(READING PASSAGE):
Option 1 (lA-like split):

• The function split in this option is similar to the 1 A architecture in DC. RRC is in the central unit. PDCP, RLC, MAC, physical layer and RF are in the distributed unit.

Option 2 (3C-like split):

• The function split in this option is similar to the 3C architecture in DC. RRC and PDCP are in the central unit. RLC, MAC, physical layer and RF are in the distributed unit.

Option 3 (intra RLC split):

• Low RLC (partial function of RLC), MAC, physical layer and RF are in the distributed unit. PDCP and high RLC (the other partial function of RLC) are in the central unit.

Option 4 (RLC-MAC split): • MAC, physical layer and RF are in the distributed unit. PDCP and RLC are in the central unit.

Or else, e.g., according to 3GPP TR 38.801 V14.0.0 (2017-03) section 11 incorporated by reference.

[00106] A gNB supports different protocol layers, e.g., Layer 1 (LI) - physical layer.

(EXERCISE REQUIREMENTS):
- A) Do these statements agree with the passage on function split options? For each, answer yes or no and quote the words of the passage that decide it.
(i) In Option 2, PDCP is in the central unit.
(ii) In Option 4, RLC is in the distributed unit.
(iii) In Option 1, MAC is in the central unit.
- B) How would you put this sentence from the passage on function split options into Spanish: "PDCP and high RLC (the other partial function of RLC) are in the central unit."
- C) Can you carry the passage on function split options forward from the point where it stops?
The entries placed after this point can be left aside.

(SUPPLIED DATA):
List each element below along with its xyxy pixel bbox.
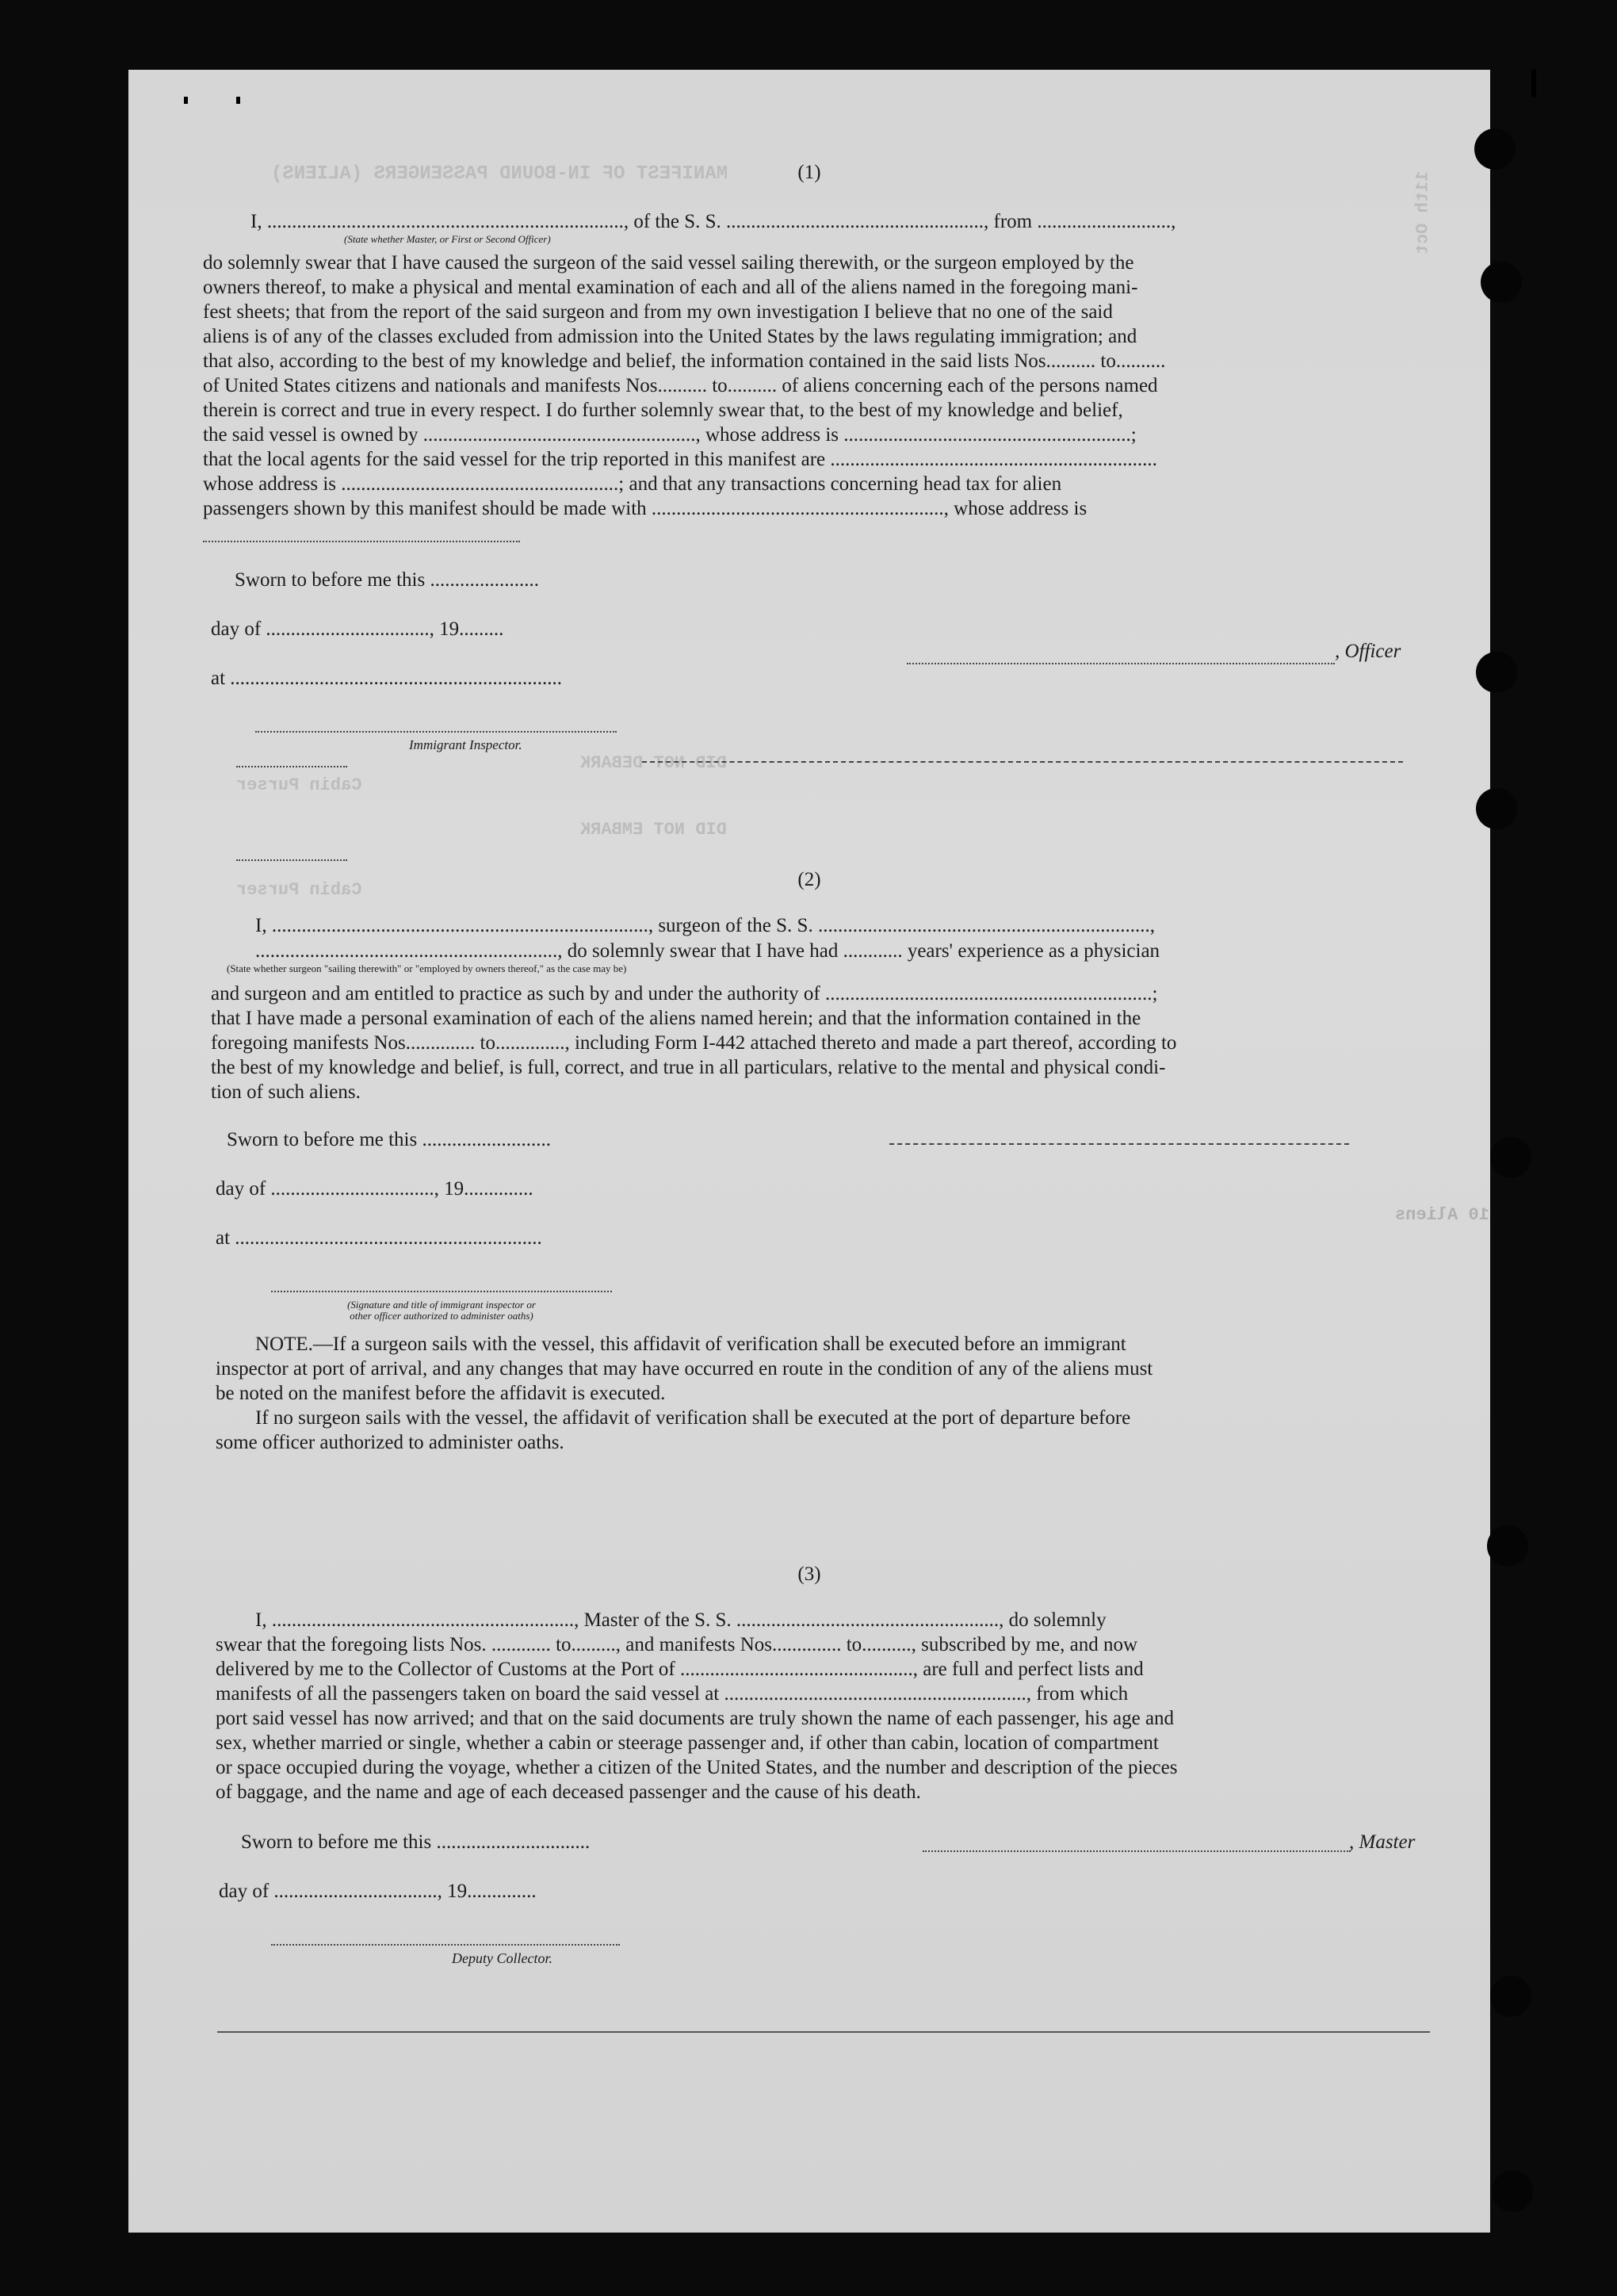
* * *
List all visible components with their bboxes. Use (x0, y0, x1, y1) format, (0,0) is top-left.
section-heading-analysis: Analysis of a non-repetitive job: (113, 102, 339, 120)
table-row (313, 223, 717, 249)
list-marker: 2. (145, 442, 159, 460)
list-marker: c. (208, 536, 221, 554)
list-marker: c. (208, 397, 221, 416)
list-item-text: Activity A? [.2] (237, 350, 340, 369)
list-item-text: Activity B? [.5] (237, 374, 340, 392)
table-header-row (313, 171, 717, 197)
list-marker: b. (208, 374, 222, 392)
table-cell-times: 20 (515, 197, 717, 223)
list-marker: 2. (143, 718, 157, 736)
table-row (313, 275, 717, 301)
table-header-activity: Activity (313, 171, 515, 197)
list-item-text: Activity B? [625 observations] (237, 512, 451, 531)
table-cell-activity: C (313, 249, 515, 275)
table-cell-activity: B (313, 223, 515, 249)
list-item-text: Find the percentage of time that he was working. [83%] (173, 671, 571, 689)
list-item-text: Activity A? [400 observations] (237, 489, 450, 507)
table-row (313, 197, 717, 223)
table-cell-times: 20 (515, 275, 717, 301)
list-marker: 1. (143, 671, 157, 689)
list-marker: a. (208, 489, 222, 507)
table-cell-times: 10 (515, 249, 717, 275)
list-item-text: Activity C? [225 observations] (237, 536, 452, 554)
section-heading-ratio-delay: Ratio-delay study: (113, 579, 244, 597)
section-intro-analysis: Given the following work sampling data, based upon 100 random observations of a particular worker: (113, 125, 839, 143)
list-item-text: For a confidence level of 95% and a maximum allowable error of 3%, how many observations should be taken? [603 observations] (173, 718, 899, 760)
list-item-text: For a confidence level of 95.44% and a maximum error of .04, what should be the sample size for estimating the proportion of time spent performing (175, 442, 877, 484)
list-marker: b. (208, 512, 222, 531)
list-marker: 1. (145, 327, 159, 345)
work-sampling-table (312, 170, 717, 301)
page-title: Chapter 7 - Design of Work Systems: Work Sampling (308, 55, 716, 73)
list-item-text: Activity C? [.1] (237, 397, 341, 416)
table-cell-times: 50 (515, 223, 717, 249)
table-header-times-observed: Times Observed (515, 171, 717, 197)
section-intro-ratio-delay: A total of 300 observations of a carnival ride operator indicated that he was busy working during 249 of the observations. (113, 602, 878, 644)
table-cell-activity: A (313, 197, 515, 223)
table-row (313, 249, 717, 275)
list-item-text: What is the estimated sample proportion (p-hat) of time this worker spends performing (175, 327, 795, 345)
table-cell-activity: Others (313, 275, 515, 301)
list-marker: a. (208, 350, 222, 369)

(FINAL RESULTS):
- A)
(i) Yes: "RRC and PDCP are in the central unit."
(ii) No: "PDCP and RLC are in the central unit."
(iii) No: "PDCP, RLC, MAC, physical layer and RF are in the distributed unit."

- B) PDCP y el RLC alto (la otra función parcial de RLC) están en la unidad central.

- C)
[00107] The layer 2 (L2) of NR is split into the following sublayers: Medium Access Control (MAC), Radio Link Control (RLC), Packet Data Convergence Protocol (PDCP) and Service Data Adaptation Protocol (SDAP), where e.g. :

• The physical layer offers to the MAC sublayer transport channels;

• The MAC sublayer offers to the RLC sublayer logical channels;

• The RLC sublayer offers to the PDCP sublayer RLC channels;

• The PDCP sublayer offers to the SDAP sublayer radio bearers;

• The SDAP sublayer offers to 5GC QoS flows;

• Comp, refers to header compression and Segm. To segmentation;

• Control channels include (BCCH, PCCH).

[00108] Layer 3 (L3) includes e.g., Radio Resource Control (RRC), e.g., according to 3GPP TS 38.300 V16.6.0 (2021-06) section 6 incorporated by reference.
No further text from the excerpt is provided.